Return all the entries exactly, keeping pictures out.
▬▬▬▬▬▬▬▬▬▬
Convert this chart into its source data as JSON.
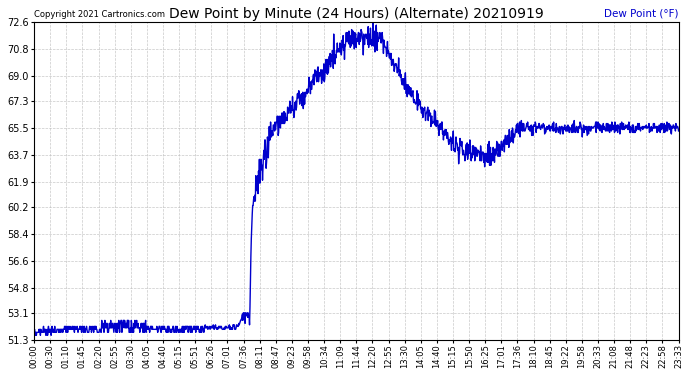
{
  "title": "Dew Point by Minute (24 Hours) (Alternate) 20210919",
  "ylabel": "Dew Point (°F)",
  "copyright": "Copyright 2021 Cartronics.com",
  "line_color": "#0000cc",
  "ylabel_color": "#0000cc",
  "background_color": "#ffffff",
  "grid_color": "#bbbbbb",
  "title_color": "#000000",
  "ylim": [
    51.3,
    72.6
  ],
  "yticks": [
    51.3,
    53.1,
    54.8,
    56.6,
    58.4,
    60.2,
    61.9,
    63.7,
    65.5,
    67.3,
    69.0,
    70.8,
    72.6
  ],
  "total_minutes": 1440,
  "xtick_labels": [
    "00:00",
    "00:30",
    "01:10",
    "01:45",
    "02:20",
    "02:55",
    "03:30",
    "04:05",
    "04:40",
    "05:15",
    "05:51",
    "06:26",
    "07:01",
    "07:36",
    "08:11",
    "08:47",
    "09:23",
    "09:58",
    "10:34",
    "11:09",
    "11:44",
    "12:20",
    "12:55",
    "13:30",
    "14:05",
    "14:40",
    "15:15",
    "15:50",
    "16:25",
    "17:01",
    "17:36",
    "18:10",
    "18:45",
    "19:22",
    "19:58",
    "20:33",
    "21:08",
    "21:48",
    "22:23",
    "22:58",
    "23:33"
  ],
  "line_width": 1.0,
  "title_fontsize": 10,
  "tick_fontsize": 7,
  "xtick_fontsize": 6
}
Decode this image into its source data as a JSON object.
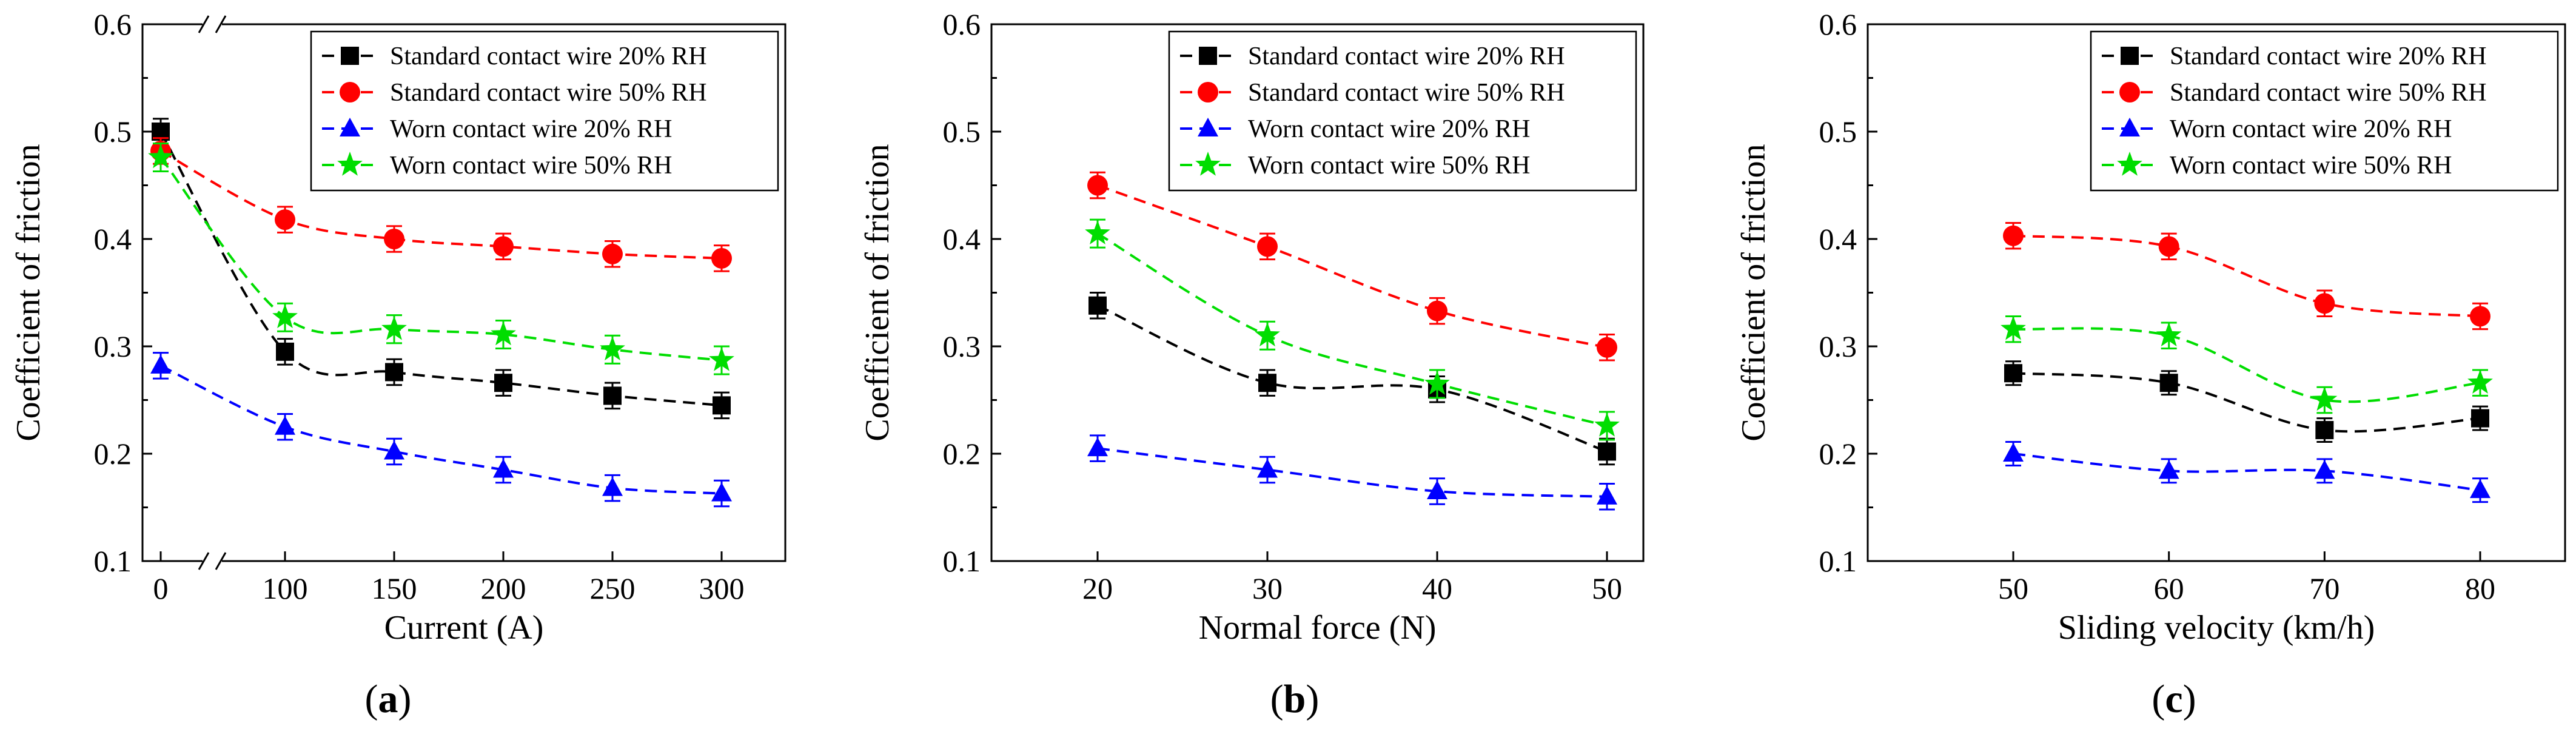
{
  "chart_data": [
    {
      "type": "line",
      "panel_label": "a",
      "xlabel": "Current (A)",
      "ylabel": "Coefficient of friction",
      "ylim": [
        0.1,
        0.6
      ],
      "y_ticks": [
        "0.1",
        "0.2",
        "0.3",
        "0.4",
        "0.5",
        "0.6"
      ],
      "x": [
        0,
        100,
        150,
        200,
        250,
        300
      ],
      "x_tick_labels": [
        "0",
        "100",
        "150",
        "200",
        "250",
        "300"
      ],
      "axis_break": "between 0 and 100",
      "grid": false,
      "legend_position": "top-right",
      "series": [
        {
          "name": "Standard contact wire 20% RH",
          "color": "#000000",
          "marker": "square",
          "values": [
            0.5,
            0.295,
            0.276,
            0.266,
            0.254,
            0.245
          ],
          "error": 0.012
        },
        {
          "name": "Standard contact wire 50% RH",
          "color": "#ff0000",
          "marker": "circle",
          "values": [
            0.482,
            0.418,
            0.4,
            0.393,
            0.386,
            0.382
          ],
          "error": 0.012
        },
        {
          "name": "Worn contact wire 20% RH",
          "color": "#0000ff",
          "marker": "triangle",
          "values": [
            0.282,
            0.225,
            0.202,
            0.185,
            0.168,
            0.163
          ],
          "error": 0.012
        },
        {
          "name": "Worn contact wire 50% RH",
          "color": "#00dd00",
          "marker": "star",
          "values": [
            0.476,
            0.327,
            0.316,
            0.311,
            0.297,
            0.287
          ],
          "error": 0.013
        }
      ]
    },
    {
      "type": "line",
      "panel_label": "b",
      "xlabel": "Normal force (N)",
      "ylabel": "Coefficient of friction",
      "ylim": [
        0.1,
        0.6
      ],
      "y_ticks": [
        "0.1",
        "0.2",
        "0.3",
        "0.4",
        "0.5",
        "0.6"
      ],
      "x": [
        20,
        30,
        40,
        50
      ],
      "x_tick_labels": [
        "20",
        "30",
        "40",
        "50"
      ],
      "grid": false,
      "legend_position": "top-right",
      "series": [
        {
          "name": "Standard contact wire 20% RH",
          "color": "#000000",
          "marker": "square",
          "values": [
            0.338,
            0.266,
            0.26,
            0.202
          ],
          "error": 0.012
        },
        {
          "name": "Standard contact wire 50% RH",
          "color": "#ff0000",
          "marker": "circle",
          "values": [
            0.45,
            0.393,
            0.333,
            0.299
          ],
          "error": 0.012
        },
        {
          "name": "Worn contact wire 20% RH",
          "color": "#0000ff",
          "marker": "triangle",
          "values": [
            0.205,
            0.185,
            0.165,
            0.16
          ],
          "error": 0.012
        },
        {
          "name": "Worn contact wire 50% RH",
          "color": "#00dd00",
          "marker": "star",
          "values": [
            0.405,
            0.31,
            0.265,
            0.226
          ],
          "error": 0.013
        }
      ]
    },
    {
      "type": "line",
      "panel_label": "c",
      "xlabel": "Sliding velocity (km/h)",
      "ylabel": "Coefficient of friction",
      "ylim": [
        0.1,
        0.6
      ],
      "y_ticks": [
        "0.1",
        "0.2",
        "0.3",
        "0.4",
        "0.5",
        "0.6"
      ],
      "x": [
        50,
        60,
        70,
        80
      ],
      "x_tick_labels": [
        "50",
        "60",
        "70",
        "80"
      ],
      "grid": false,
      "legend_position": "top-right",
      "series": [
        {
          "name": "Standard contact wire 20% RH",
          "color": "#000000",
          "marker": "square",
          "values": [
            0.275,
            0.266,
            0.222,
            0.233
          ],
          "error": 0.011
        },
        {
          "name": "Standard contact wire 50% RH",
          "color": "#ff0000",
          "marker": "circle",
          "values": [
            0.403,
            0.393,
            0.34,
            0.328
          ],
          "error": 0.012
        },
        {
          "name": "Worn contact wire 20% RH",
          "color": "#0000ff",
          "marker": "triangle",
          "values": [
            0.2,
            0.184,
            0.184,
            0.166
          ],
          "error": 0.011
        },
        {
          "name": "Worn contact wire 50% RH",
          "color": "#00dd00",
          "marker": "star",
          "values": [
            0.316,
            0.31,
            0.25,
            0.266
          ],
          "error": 0.012
        }
      ]
    }
  ]
}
▬▬▬▬▬▬▬▬▬▬
* [Solution to this task]
Convert this chart into its source data as JSON.
{
  "title": "Dew Point by Minute (24 Hours) (Alternate) 20210919",
  "ylabel": "Dew Point (°F)",
  "copyright": "Copyright 2021 Cartronics.com",
  "line_color": "#0000cc",
  "ylabel_color": "#0000cc",
  "background_color": "#ffffff",
  "grid_color": "#bbbbbb",
  "title_color": "#000000",
  "ylim": [
    51.3,
    72.6
  ],
  "yticks": [
    51.3,
    53.1,
    54.8,
    56.6,
    58.4,
    60.2,
    61.9,
    63.7,
    65.5,
    67.3,
    69.0,
    70.8,
    72.6
  ],
  "total_minutes": 1440,
  "xtick_labels": [
    "00:00",
    "00:30",
    "01:10",
    "01:45",
    "02:20",
    "02:55",
    "03:30",
    "04:05",
    "04:40",
    "05:15",
    "05:51",
    "06:26",
    "07:01",
    "07:36",
    "08:11",
    "08:47",
    "09:23",
    "09:58",
    "10:34",
    "11:09",
    "11:44",
    "12:20",
    "12:55",
    "13:30",
    "14:05",
    "14:40",
    "15:15",
    "15:50",
    "16:25",
    "17:01",
    "17:36",
    "18:10",
    "18:45",
    "19:22",
    "19:58",
    "20:33",
    "21:08",
    "21:48",
    "22:23",
    "22:58",
    "23:33"
  ],
  "line_width": 1.0,
  "title_fontsize": 10,
  "tick_fontsize": 7,
  "xtick_fontsize": 6
}
Decode this image into its source data as a JSON object.
{
  "chart_data": [
    {
      "type": "line",
      "panel_label": "a",
      "xlabel": "Current (A)",
      "ylabel": "Coefficient of friction",
      "ylim": [
        0.1,
        0.6
      ],
      "y_ticks": [
        "0.1",
        "0.2",
        "0.3",
        "0.4",
        "0.5",
        "0.6"
      ],
      "x": [
        0,
        100,
        150,
        200,
        250,
        300
      ],
      "x_tick_labels": [
        "0",
        "100",
        "150",
        "200",
        "250",
        "300"
      ],
      "axis_break": "between 0 and 100",
      "grid": false,
      "legend_position": "top-right",
      "series": [
        {
          "name": "Standard contact wire 20% RH",
          "color": "#000000",
          "marker": "square",
          "values": [
            0.5,
            0.295,
            0.276,
            0.266,
            0.254,
            0.245
          ],
          "error": 0.012
        },
        {
          "name": "Standard contact wire 50% RH",
          "color": "#ff0000",
          "marker": "circle",
          "values": [
            0.482,
            0.418,
            0.4,
            0.393,
            0.386,
            0.382
          ],
          "error": 0.012
        },
        {
          "name": "Worn contact wire 20% RH",
          "color": "#0000ff",
          "marker": "triangle",
          "values": [
            0.282,
            0.225,
            0.202,
            0.185,
            0.168,
            0.163
          ],
          "error": 0.012
        },
        {
          "name": "Worn contact wire 50% RH",
          "color": "#00dd00",
          "marker": "star",
          "values": [
            0.476,
            0.327,
            0.316,
            0.311,
            0.297,
            0.287
          ],
          "error": 0.013
        }
      ]
    },
    {
      "type": "line",
      "panel_label": "b",
      "xlabel": "Normal force (N)",
      "ylabel": "Coefficient of friction",
      "ylim": [
        0.1,
        0.6
      ],
      "y_ticks": [
        "0.1",
        "0.2",
        "0.3",
        "0.4",
        "0.5",
        "0.6"
      ],
      "x": [
        20,
        30,
        40,
        50
      ],
      "x_tick_labels": [
        "20",
        "30",
        "40",
        "50"
      ],
      "grid": false,
      "legend_position": "top-right",
      "series": [
        {
          "name": "Standard contact wire 20% RH",
          "color": "#000000",
          "marker": "square",
          "values": [
            0.338,
            0.266,
            0.26,
            0.202
          ],
          "error": 0.012
        },
        {
          "name": "Standard contact wire 50% RH",
          "color": "#ff0000",
          "marker": "circle",
          "values": [
            0.45,
            0.393,
            0.333,
            0.299
          ],
          "error": 0.012
        },
        {
          "name": "Worn contact wire 20% RH",
          "color": "#0000ff",
          "marker": "triangle",
          "values": [
            0.205,
            0.185,
            0.165,
            0.16
          ],
          "error": 0.012
        },
        {
          "name": "Worn contact wire 50% RH",
          "color": "#00dd00",
          "marker": "star",
          "values": [
            0.405,
            0.31,
            0.265,
            0.226
          ],
          "error": 0.013
        }
      ]
    },
    {
      "type": "line",
      "panel_label": "c",
      "xlabel": "Sliding velocity (km/h)",
      "ylabel": "Coefficient of friction",
      "ylim": [
        0.1,
        0.6
      ],
      "y_ticks": [
        "0.1",
        "0.2",
        "0.3",
        "0.4",
        "0.5",
        "0.6"
      ],
      "x": [
        50,
        60,
        70,
        80
      ],
      "x_tick_labels": [
        "50",
        "60",
        "70",
        "80"
      ],
      "grid": false,
      "legend_position": "top-right",
      "series": [
        {
          "name": "Standard contact wire 20% RH",
          "color": "#000000",
          "marker": "square",
          "values": [
            0.275,
            0.266,
            0.222,
            0.233
          ],
          "error": 0.011
        },
        {
          "name": "Standard contact wire 50% RH",
          "color": "#ff0000",
          "marker": "circle",
          "values": [
            0.403,
            0.393,
            0.34,
            0.328
          ],
          "error": 0.012
        },
        {
          "name": "Worn contact wire 20% RH",
          "color": "#0000ff",
          "marker": "triangle",
          "values": [
            0.2,
            0.184,
            0.184,
            0.166
          ],
          "error": 0.011
        },
        {
          "name": "Worn contact wire 50% RH",
          "color": "#00dd00",
          "marker": "star",
          "values": [
            0.316,
            0.31,
            0.25,
            0.266
          ],
          "error": 0.012
        }
      ]
    }
  ]
}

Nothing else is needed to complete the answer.